→ **Short task**:
An exact copy of all the data is required, with pictures left out.

→ **Records from a data collection**:
____________

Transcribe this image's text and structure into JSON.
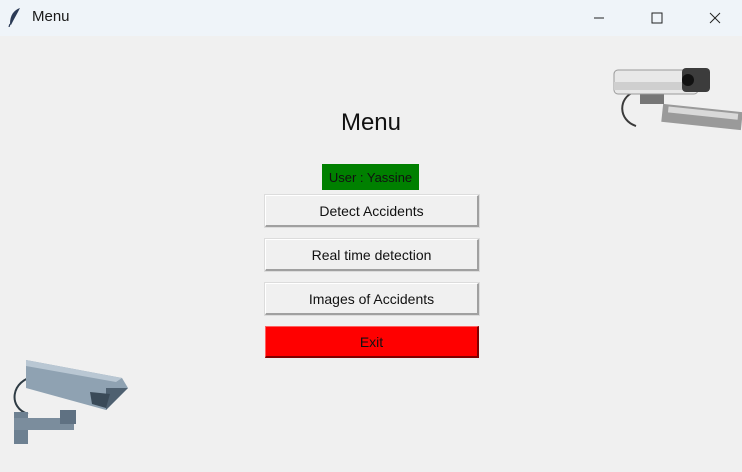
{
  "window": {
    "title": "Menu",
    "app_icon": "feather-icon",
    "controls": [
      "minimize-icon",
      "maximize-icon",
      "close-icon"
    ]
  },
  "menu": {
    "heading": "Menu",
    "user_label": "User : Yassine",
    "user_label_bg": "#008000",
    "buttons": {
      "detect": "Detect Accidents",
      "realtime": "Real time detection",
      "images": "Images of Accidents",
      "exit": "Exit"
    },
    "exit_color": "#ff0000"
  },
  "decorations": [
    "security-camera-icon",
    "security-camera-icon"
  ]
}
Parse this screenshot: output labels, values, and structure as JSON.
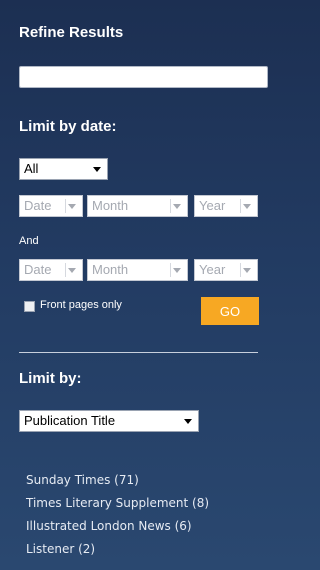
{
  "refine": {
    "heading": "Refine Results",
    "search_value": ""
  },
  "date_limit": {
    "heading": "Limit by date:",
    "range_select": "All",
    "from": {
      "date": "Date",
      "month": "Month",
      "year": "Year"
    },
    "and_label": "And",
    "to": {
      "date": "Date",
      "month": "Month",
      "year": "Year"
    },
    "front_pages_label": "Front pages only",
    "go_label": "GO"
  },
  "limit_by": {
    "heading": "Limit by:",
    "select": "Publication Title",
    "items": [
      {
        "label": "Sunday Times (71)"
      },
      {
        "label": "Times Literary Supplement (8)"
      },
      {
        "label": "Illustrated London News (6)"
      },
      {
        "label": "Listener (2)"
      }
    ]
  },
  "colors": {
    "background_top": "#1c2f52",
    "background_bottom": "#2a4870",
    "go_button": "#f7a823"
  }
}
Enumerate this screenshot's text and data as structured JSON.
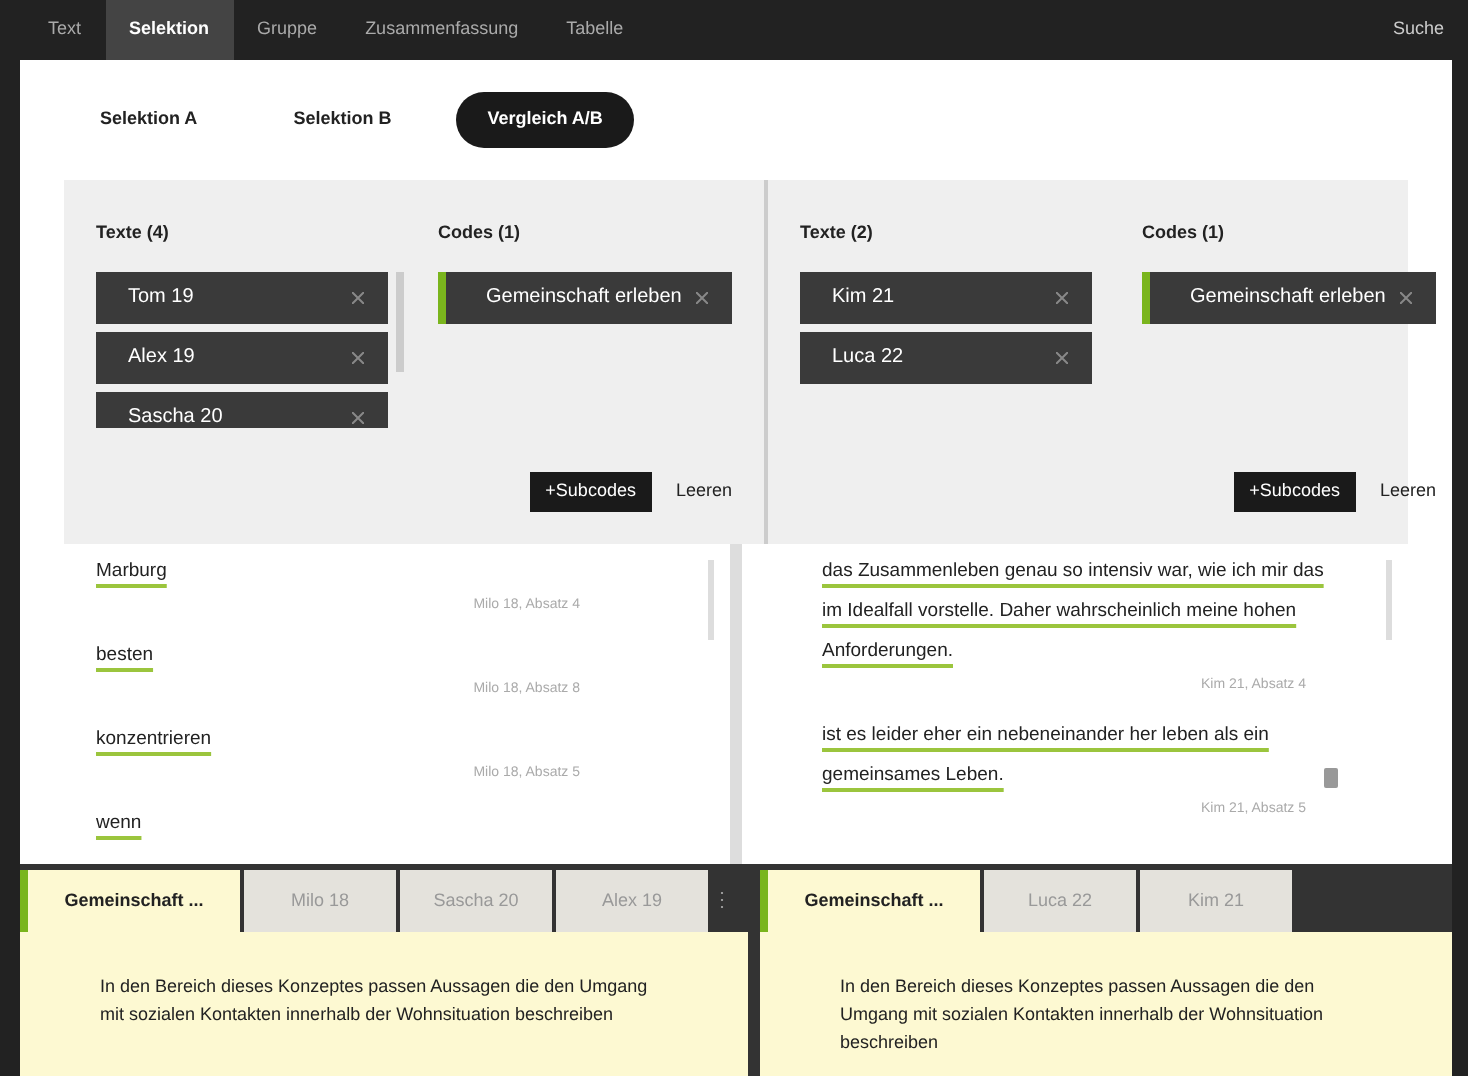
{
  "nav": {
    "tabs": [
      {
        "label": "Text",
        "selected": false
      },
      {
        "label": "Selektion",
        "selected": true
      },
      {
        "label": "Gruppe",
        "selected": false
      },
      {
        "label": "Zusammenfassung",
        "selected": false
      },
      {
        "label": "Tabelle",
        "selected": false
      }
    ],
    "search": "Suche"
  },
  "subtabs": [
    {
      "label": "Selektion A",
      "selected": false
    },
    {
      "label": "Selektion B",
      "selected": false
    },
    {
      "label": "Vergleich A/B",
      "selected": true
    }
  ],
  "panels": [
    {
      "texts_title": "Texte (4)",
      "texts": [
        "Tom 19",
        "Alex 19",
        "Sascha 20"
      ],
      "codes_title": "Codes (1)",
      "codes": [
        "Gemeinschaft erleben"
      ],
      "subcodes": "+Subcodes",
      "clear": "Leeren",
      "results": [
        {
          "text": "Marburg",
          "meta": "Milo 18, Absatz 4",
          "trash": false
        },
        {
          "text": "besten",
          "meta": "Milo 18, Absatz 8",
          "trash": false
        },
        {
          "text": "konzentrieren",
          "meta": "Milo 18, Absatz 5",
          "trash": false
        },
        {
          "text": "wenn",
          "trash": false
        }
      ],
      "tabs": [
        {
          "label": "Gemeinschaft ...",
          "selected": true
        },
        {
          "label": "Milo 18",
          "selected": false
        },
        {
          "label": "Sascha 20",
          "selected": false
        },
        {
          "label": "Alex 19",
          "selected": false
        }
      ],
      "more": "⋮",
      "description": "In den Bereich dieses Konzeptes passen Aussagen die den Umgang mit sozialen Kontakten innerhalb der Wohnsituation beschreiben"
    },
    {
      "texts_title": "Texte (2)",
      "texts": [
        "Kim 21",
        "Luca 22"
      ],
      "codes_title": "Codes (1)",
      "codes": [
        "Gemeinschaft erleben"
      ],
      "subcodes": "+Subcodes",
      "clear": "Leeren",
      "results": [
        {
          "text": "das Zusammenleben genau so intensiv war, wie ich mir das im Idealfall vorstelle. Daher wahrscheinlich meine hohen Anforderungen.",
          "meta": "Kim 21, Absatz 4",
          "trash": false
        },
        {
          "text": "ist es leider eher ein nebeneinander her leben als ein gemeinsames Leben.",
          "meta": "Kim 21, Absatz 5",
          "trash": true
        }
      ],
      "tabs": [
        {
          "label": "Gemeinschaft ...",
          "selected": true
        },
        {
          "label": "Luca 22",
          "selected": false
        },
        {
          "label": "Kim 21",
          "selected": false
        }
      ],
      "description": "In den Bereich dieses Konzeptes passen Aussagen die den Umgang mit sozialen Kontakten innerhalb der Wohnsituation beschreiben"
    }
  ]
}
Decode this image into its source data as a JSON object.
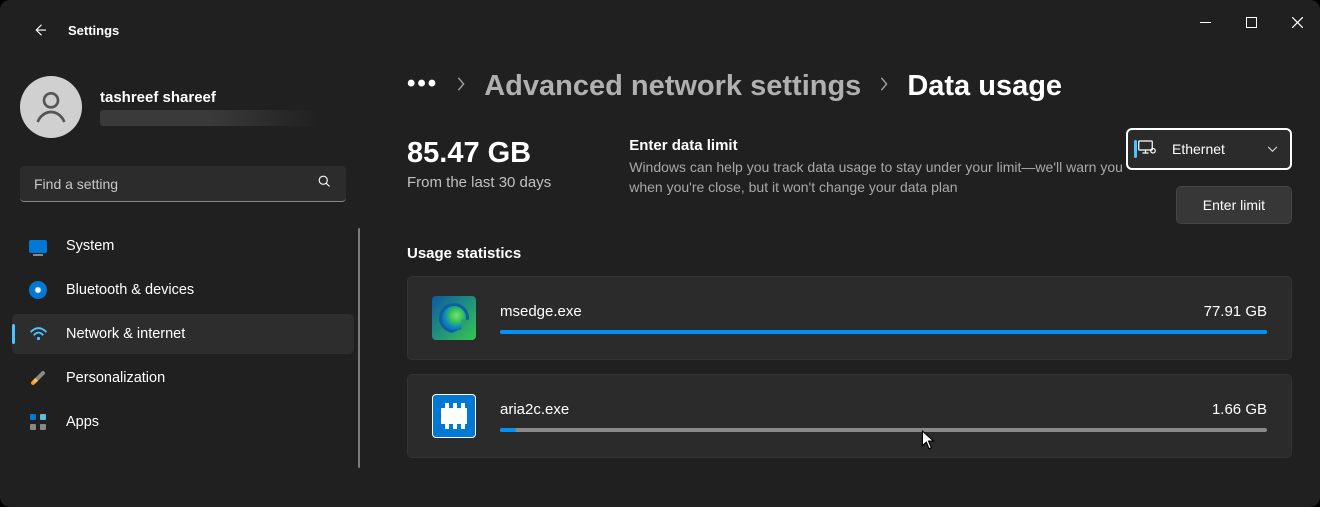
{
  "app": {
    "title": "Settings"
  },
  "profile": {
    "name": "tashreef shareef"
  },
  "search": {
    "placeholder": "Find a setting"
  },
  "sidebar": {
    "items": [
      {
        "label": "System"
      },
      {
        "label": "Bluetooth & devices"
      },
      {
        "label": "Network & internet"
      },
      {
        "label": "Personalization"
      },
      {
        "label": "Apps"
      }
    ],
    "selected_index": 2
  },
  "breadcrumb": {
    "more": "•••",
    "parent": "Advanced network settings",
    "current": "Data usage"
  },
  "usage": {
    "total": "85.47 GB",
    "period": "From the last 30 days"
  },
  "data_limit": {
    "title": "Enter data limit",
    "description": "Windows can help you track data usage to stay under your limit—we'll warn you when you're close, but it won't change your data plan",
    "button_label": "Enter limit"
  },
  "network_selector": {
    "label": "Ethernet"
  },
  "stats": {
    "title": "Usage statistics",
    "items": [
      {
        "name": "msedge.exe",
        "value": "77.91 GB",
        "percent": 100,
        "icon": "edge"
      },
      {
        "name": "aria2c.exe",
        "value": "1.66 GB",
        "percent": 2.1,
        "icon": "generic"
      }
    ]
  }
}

____________

→ **Answer for the task**:
Transcribe this image's text and structure into JSON.
{
  "window": {
    "title": "Menu",
    "app_icon": "feather-icon",
    "controls": [
      "minimize-icon",
      "maximize-icon",
      "close-icon"
    ]
  },
  "menu": {
    "heading": "Menu",
    "user_label": "User : Yassine",
    "user_label_bg": "#008000",
    "buttons": {
      "detect": "Detect Accidents",
      "realtime": "Real time detection",
      "images": "Images of Accidents",
      "exit": "Exit"
    },
    "exit_color": "#ff0000"
  },
  "decorations": [
    "security-camera-icon",
    "security-camera-icon"
  ]
}
Parse this screenshot: output labels, values, and structure as JSON.
{
  "refine": {
    "heading": "Refine Results",
    "search_value": ""
  },
  "date_limit": {
    "heading": "Limit by date:",
    "range_select": "All",
    "from": {
      "date": "Date",
      "month": "Month",
      "year": "Year"
    },
    "and_label": "And",
    "to": {
      "date": "Date",
      "month": "Month",
      "year": "Year"
    },
    "front_pages_label": "Front pages only",
    "go_label": "GO"
  },
  "limit_by": {
    "heading": "Limit by:",
    "select": "Publication Title",
    "items": [
      {
        "label": "Sunday Times (71)"
      },
      {
        "label": "Times Literary Supplement (8)"
      },
      {
        "label": "Illustrated London News (6)"
      },
      {
        "label": "Listener (2)"
      }
    ]
  },
  "colors": {
    "background_top": "#1c2f52",
    "background_bottom": "#2a4870",
    "go_button": "#f7a823"
  }
}
Enumerate this screenshot's text and data as structured JSON.
{
  "nav": {
    "tabs": [
      {
        "label": "Text",
        "selected": false
      },
      {
        "label": "Selektion",
        "selected": true
      },
      {
        "label": "Gruppe",
        "selected": false
      },
      {
        "label": "Zusammenfassung",
        "selected": false
      },
      {
        "label": "Tabelle",
        "selected": false
      }
    ],
    "search": "Suche"
  },
  "subtabs": [
    {
      "label": "Selektion A",
      "selected": false
    },
    {
      "label": "Selektion B",
      "selected": false
    },
    {
      "label": "Vergleich A/B",
      "selected": true
    }
  ],
  "panels": [
    {
      "texts_title": "Texte (4)",
      "texts": [
        "Tom 19",
        "Alex 19",
        "Sascha 20"
      ],
      "codes_title": "Codes (1)",
      "codes": [
        "Gemeinschaft erleben"
      ],
      "subcodes": "+Subcodes",
      "clear": "Leeren",
      "results": [
        {
          "text": "Marburg",
          "meta": "Milo 18, Absatz 4",
          "trash": false
        },
        {
          "text": "besten",
          "meta": "Milo 18, Absatz 8",
          "trash": false
        },
        {
          "text": "konzentrieren",
          "meta": "Milo 18, Absatz 5",
          "trash": false
        },
        {
          "text": "wenn",
          "trash": false
        }
      ],
      "tabs": [
        {
          "label": "Gemeinschaft ...",
          "selected": true
        },
        {
          "label": "Milo 18",
          "selected": false
        },
        {
          "label": "Sascha 20",
          "selected": false
        },
        {
          "label": "Alex 19",
          "selected": false
        }
      ],
      "more": "⋮",
      "description": "In den Bereich dieses Konzeptes passen Aussagen die den Umgang mit sozialen Kontakten innerhalb der Wohnsituation beschreiben"
    },
    {
      "texts_title": "Texte (2)",
      "texts": [
        "Kim 21",
        "Luca 22"
      ],
      "codes_title": "Codes (1)",
      "codes": [
        "Gemeinschaft erleben"
      ],
      "subcodes": "+Subcodes",
      "clear": "Leeren",
      "results": [
        {
          "text": "das Zusammenleben genau so intensiv war, wie ich mir das im Idealfall vorstelle. Daher wahrscheinlich meine hohen Anforderungen.",
          "meta": "Kim 21, Absatz 4",
          "trash": false
        },
        {
          "text": "ist es leider eher ein nebeneinander her leben als ein gemeinsames Leben.",
          "meta": "Kim 21, Absatz 5",
          "trash": true
        }
      ],
      "tabs": [
        {
          "label": "Gemeinschaft ...",
          "selected": true
        },
        {
          "label": "Luca 22",
          "selected": false
        },
        {
          "label": "Kim 21",
          "selected": false
        }
      ],
      "description": "In den Bereich dieses Konzeptes passen Aussagen die den Umgang mit sozialen Kontakten innerhalb der Wohnsituation beschreiben"
    }
  ]
}
Decode this image into its source data as a JSON object.
{
  "app": {
    "title": "Settings"
  },
  "profile": {
    "name": "tashreef shareef"
  },
  "search": {
    "placeholder": "Find a setting"
  },
  "sidebar": {
    "items": [
      {
        "label": "System"
      },
      {
        "label": "Bluetooth & devices"
      },
      {
        "label": "Network & internet"
      },
      {
        "label": "Personalization"
      },
      {
        "label": "Apps"
      }
    ],
    "selected_index": 2
  },
  "breadcrumb": {
    "more": "•••",
    "parent": "Advanced network settings",
    "current": "Data usage"
  },
  "usage": {
    "total": "85.47 GB",
    "period": "From the last 30 days"
  },
  "data_limit": {
    "title": "Enter data limit",
    "description": "Windows can help you track data usage to stay under your limit—we'll warn you when you're close, but it won't change your data plan",
    "button_label": "Enter limit"
  },
  "network_selector": {
    "label": "Ethernet"
  },
  "stats": {
    "title": "Usage statistics",
    "items": [
      {
        "name": "msedge.exe",
        "value": "77.91 GB",
        "percent": 100,
        "icon": "edge"
      },
      {
        "name": "aria2c.exe",
        "value": "1.66 GB",
        "percent": 2.1,
        "icon": "generic"
      }
    ]
  }
}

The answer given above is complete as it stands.